* Start Material provided *
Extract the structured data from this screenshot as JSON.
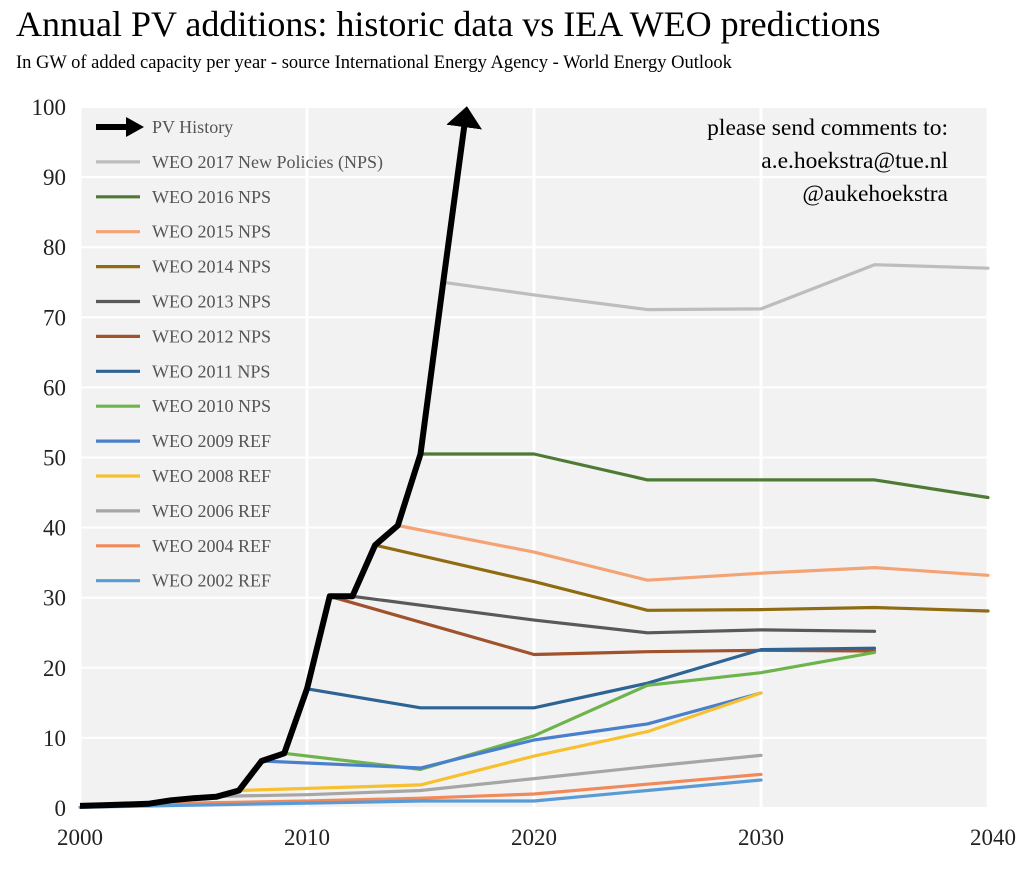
{
  "header": {
    "title": "Annual PV additions: historic data vs IEA WEO predictions",
    "subtitle": "In GW of added capacity per year - source International Energy Agency - World Energy Outlook"
  },
  "note": {
    "line1": "please send comments to:",
    "line2": "a.e.hoekstra@tue.nl",
    "line3": "@aukehoekstra"
  },
  "colors": {
    "plot_background": "#f2f2f2",
    "gridline": "#ffffff"
  },
  "chart_data": {
    "type": "line",
    "title": "Annual PV additions: historic data vs IEA WEO predictions",
    "subtitle": "In GW of added capacity per year - source International Energy Agency - World Energy Outlook",
    "xlabel": "",
    "ylabel": "",
    "xlim": [
      2000,
      2040
    ],
    "ylim": [
      0,
      100
    ],
    "xticks": [
      2000,
      2010,
      2020,
      2030,
      2040
    ],
    "yticks": [
      0,
      10,
      20,
      30,
      40,
      50,
      60,
      70,
      80,
      90,
      100
    ],
    "grid": true,
    "legend_position": "top-left",
    "series": [
      {
        "name": "PV History",
        "color": "#000000",
        "arrow": true,
        "points": [
          [
            2000,
            0.3
          ],
          [
            2001,
            0.4
          ],
          [
            2002,
            0.5
          ],
          [
            2003,
            0.6
          ],
          [
            2004,
            1.1
          ],
          [
            2005,
            1.4
          ],
          [
            2006,
            1.6
          ],
          [
            2007,
            2.5
          ],
          [
            2008,
            6.7
          ],
          [
            2009,
            7.8
          ],
          [
            2010,
            17
          ],
          [
            2011,
            30.2
          ],
          [
            2012,
            30.2
          ],
          [
            2013,
            37.5
          ],
          [
            2014,
            40.3
          ],
          [
            2015,
            50.5
          ],
          [
            2016,
            75
          ],
          [
            2017,
            99
          ]
        ]
      },
      {
        "name": "WEO 2017 New Policies (NPS)",
        "color": "#bdbdbd",
        "points": [
          [
            2016,
            75
          ],
          [
            2020,
            73.2
          ],
          [
            2025,
            71.1
          ],
          [
            2030,
            71.2
          ],
          [
            2035,
            77.5
          ],
          [
            2040,
            77
          ]
        ]
      },
      {
        "name": "WEO 2016 NPS",
        "color": "#4f7a35",
        "points": [
          [
            2015,
            50.5
          ],
          [
            2020,
            50.5
          ],
          [
            2025,
            46.8
          ],
          [
            2030,
            46.8
          ],
          [
            2035,
            46.8
          ],
          [
            2040,
            44.3
          ]
        ]
      },
      {
        "name": "WEO 2015 NPS",
        "color": "#f4a374",
        "points": [
          [
            2014,
            40.3
          ],
          [
            2020,
            36.5
          ],
          [
            2025,
            32.5
          ],
          [
            2030,
            33.5
          ],
          [
            2035,
            34.3
          ],
          [
            2040,
            33.2
          ]
        ]
      },
      {
        "name": "WEO 2014 NPS",
        "color": "#8f6c12",
        "points": [
          [
            2013,
            37.5
          ],
          [
            2020,
            32.3
          ],
          [
            2025,
            28.2
          ],
          [
            2030,
            28.3
          ],
          [
            2035,
            28.6
          ],
          [
            2040,
            28.1
          ]
        ]
      },
      {
        "name": "WEO 2013 NPS",
        "color": "#595959",
        "points": [
          [
            2012,
            30.2
          ],
          [
            2020,
            26.8
          ],
          [
            2025,
            25
          ],
          [
            2030,
            25.4
          ],
          [
            2035,
            25.2
          ]
        ]
      },
      {
        "name": "WEO 2012 NPS",
        "color": "#a0522d",
        "points": [
          [
            2011,
            30.2
          ],
          [
            2020,
            21.9
          ],
          [
            2025,
            22.3
          ],
          [
            2030,
            22.5
          ],
          [
            2035,
            22.4
          ]
        ]
      },
      {
        "name": "WEO 2011 NPS",
        "color": "#2e6494",
        "points": [
          [
            2010,
            17
          ],
          [
            2015,
            14.3
          ],
          [
            2020,
            14.3
          ],
          [
            2025,
            17.8
          ],
          [
            2030,
            22.6
          ],
          [
            2035,
            22.8
          ]
        ]
      },
      {
        "name": "WEO 2010 NPS",
        "color": "#6db44c",
        "points": [
          [
            2009,
            7.8
          ],
          [
            2015,
            5.5
          ],
          [
            2020,
            10.3
          ],
          [
            2025,
            17.5
          ],
          [
            2030,
            19.3
          ],
          [
            2035,
            22.2
          ]
        ]
      },
      {
        "name": "WEO 2009 REF",
        "color": "#4a7fcc",
        "points": [
          [
            2008,
            6.7
          ],
          [
            2015,
            5.7
          ],
          [
            2020,
            9.7
          ],
          [
            2025,
            12
          ],
          [
            2030,
            16.4
          ]
        ]
      },
      {
        "name": "WEO 2008 REF",
        "color": "#f7c02f",
        "points": [
          [
            2007,
            2.5
          ],
          [
            2015,
            3.3
          ],
          [
            2020,
            7.4
          ],
          [
            2025,
            10.9
          ],
          [
            2030,
            16.4
          ]
        ]
      },
      {
        "name": "WEO 2006 REF",
        "color": "#a6a6a6",
        "points": [
          [
            2005,
            1.6
          ],
          [
            2010,
            1.9
          ],
          [
            2015,
            2.5
          ],
          [
            2020,
            4.2
          ],
          [
            2025,
            5.9
          ],
          [
            2030,
            7.5
          ]
        ]
      },
      {
        "name": "WEO 2004 REF",
        "color": "#f08a5a",
        "points": [
          [
            2003,
            0.6
          ],
          [
            2010,
            1
          ],
          [
            2015,
            1.4
          ],
          [
            2020,
            2
          ],
          [
            2025,
            3.4
          ],
          [
            2030,
            4.8
          ]
        ]
      },
      {
        "name": "WEO 2002 REF",
        "color": "#5b9bd5",
        "points": [
          [
            2000,
            0.1
          ],
          [
            2010,
            0.7
          ],
          [
            2015,
            1
          ],
          [
            2020,
            1
          ],
          [
            2025,
            2.5
          ],
          [
            2030,
            4
          ]
        ]
      }
    ]
  }
}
* End Material provided *
Work instructions - Produce an exact copy of each line of data, skipping embedded images.

Finished exercise -
Extract the structured data from this screenshot as JSON.
{
  "header": {
    "title": "Annual PV additions: historic data vs IEA WEO predictions",
    "subtitle": "In GW of added capacity per year - source International Energy Agency - World Energy Outlook"
  },
  "note": {
    "line1": "please send comments to:",
    "line2": "a.e.hoekstra@tue.nl",
    "line3": "@aukehoekstra"
  },
  "colors": {
    "plot_background": "#f2f2f2",
    "gridline": "#ffffff"
  },
  "chart_data": {
    "type": "line",
    "title": "Annual PV additions: historic data vs IEA WEO predictions",
    "subtitle": "In GW of added capacity per year - source International Energy Agency - World Energy Outlook",
    "xlabel": "",
    "ylabel": "",
    "xlim": [
      2000,
      2040
    ],
    "ylim": [
      0,
      100
    ],
    "xticks": [
      2000,
      2010,
      2020,
      2030,
      2040
    ],
    "yticks": [
      0,
      10,
      20,
      30,
      40,
      50,
      60,
      70,
      80,
      90,
      100
    ],
    "grid": true,
    "legend_position": "top-left",
    "series": [
      {
        "name": "PV History",
        "color": "#000000",
        "arrow": true,
        "points": [
          [
            2000,
            0.3
          ],
          [
            2001,
            0.4
          ],
          [
            2002,
            0.5
          ],
          [
            2003,
            0.6
          ],
          [
            2004,
            1.1
          ],
          [
            2005,
            1.4
          ],
          [
            2006,
            1.6
          ],
          [
            2007,
            2.5
          ],
          [
            2008,
            6.7
          ],
          [
            2009,
            7.8
          ],
          [
            2010,
            17
          ],
          [
            2011,
            30.2
          ],
          [
            2012,
            30.2
          ],
          [
            2013,
            37.5
          ],
          [
            2014,
            40.3
          ],
          [
            2015,
            50.5
          ],
          [
            2016,
            75
          ],
          [
            2017,
            99
          ]
        ]
      },
      {
        "name": "WEO 2017 New Policies (NPS)",
        "color": "#bdbdbd",
        "points": [
          [
            2016,
            75
          ],
          [
            2020,
            73.2
          ],
          [
            2025,
            71.1
          ],
          [
            2030,
            71.2
          ],
          [
            2035,
            77.5
          ],
          [
            2040,
            77
          ]
        ]
      },
      {
        "name": "WEO 2016 NPS",
        "color": "#4f7a35",
        "points": [
          [
            2015,
            50.5
          ],
          [
            2020,
            50.5
          ],
          [
            2025,
            46.8
          ],
          [
            2030,
            46.8
          ],
          [
            2035,
            46.8
          ],
          [
            2040,
            44.3
          ]
        ]
      },
      {
        "name": "WEO 2015 NPS",
        "color": "#f4a374",
        "points": [
          [
            2014,
            40.3
          ],
          [
            2020,
            36.5
          ],
          [
            2025,
            32.5
          ],
          [
            2030,
            33.5
          ],
          [
            2035,
            34.3
          ],
          [
            2040,
            33.2
          ]
        ]
      },
      {
        "name": "WEO 2014 NPS",
        "color": "#8f6c12",
        "points": [
          [
            2013,
            37.5
          ],
          [
            2020,
            32.3
          ],
          [
            2025,
            28.2
          ],
          [
            2030,
            28.3
          ],
          [
            2035,
            28.6
          ],
          [
            2040,
            28.1
          ]
        ]
      },
      {
        "name": "WEO 2013 NPS",
        "color": "#595959",
        "points": [
          [
            2012,
            30.2
          ],
          [
            2020,
            26.8
          ],
          [
            2025,
            25
          ],
          [
            2030,
            25.4
          ],
          [
            2035,
            25.2
          ]
        ]
      },
      {
        "name": "WEO 2012 NPS",
        "color": "#a0522d",
        "points": [
          [
            2011,
            30.2
          ],
          [
            2020,
            21.9
          ],
          [
            2025,
            22.3
          ],
          [
            2030,
            22.5
          ],
          [
            2035,
            22.4
          ]
        ]
      },
      {
        "name": "WEO 2011 NPS",
        "color": "#2e6494",
        "points": [
          [
            2010,
            17
          ],
          [
            2015,
            14.3
          ],
          [
            2020,
            14.3
          ],
          [
            2025,
            17.8
          ],
          [
            2030,
            22.6
          ],
          [
            2035,
            22.8
          ]
        ]
      },
      {
        "name": "WEO 2010 NPS",
        "color": "#6db44c",
        "points": [
          [
            2009,
            7.8
          ],
          [
            2015,
            5.5
          ],
          [
            2020,
            10.3
          ],
          [
            2025,
            17.5
          ],
          [
            2030,
            19.3
          ],
          [
            2035,
            22.2
          ]
        ]
      },
      {
        "name": "WEO 2009 REF",
        "color": "#4a7fcc",
        "points": [
          [
            2008,
            6.7
          ],
          [
            2015,
            5.7
          ],
          [
            2020,
            9.7
          ],
          [
            2025,
            12
          ],
          [
            2030,
            16.4
          ]
        ]
      },
      {
        "name": "WEO 2008 REF",
        "color": "#f7c02f",
        "points": [
          [
            2007,
            2.5
          ],
          [
            2015,
            3.3
          ],
          [
            2020,
            7.4
          ],
          [
            2025,
            10.9
          ],
          [
            2030,
            16.4
          ]
        ]
      },
      {
        "name": "WEO 2006 REF",
        "color": "#a6a6a6",
        "points": [
          [
            2005,
            1.6
          ],
          [
            2010,
            1.9
          ],
          [
            2015,
            2.5
          ],
          [
            2020,
            4.2
          ],
          [
            2025,
            5.9
          ],
          [
            2030,
            7.5
          ]
        ]
      },
      {
        "name": "WEO 2004 REF",
        "color": "#f08a5a",
        "points": [
          [
            2003,
            0.6
          ],
          [
            2010,
            1
          ],
          [
            2015,
            1.4
          ],
          [
            2020,
            2
          ],
          [
            2025,
            3.4
          ],
          [
            2030,
            4.8
          ]
        ]
      },
      {
        "name": "WEO 2002 REF",
        "color": "#5b9bd5",
        "points": [
          [
            2000,
            0.1
          ],
          [
            2010,
            0.7
          ],
          [
            2015,
            1
          ],
          [
            2020,
            1
          ],
          [
            2025,
            2.5
          ],
          [
            2030,
            4
          ]
        ]
      }
    ]
  }
}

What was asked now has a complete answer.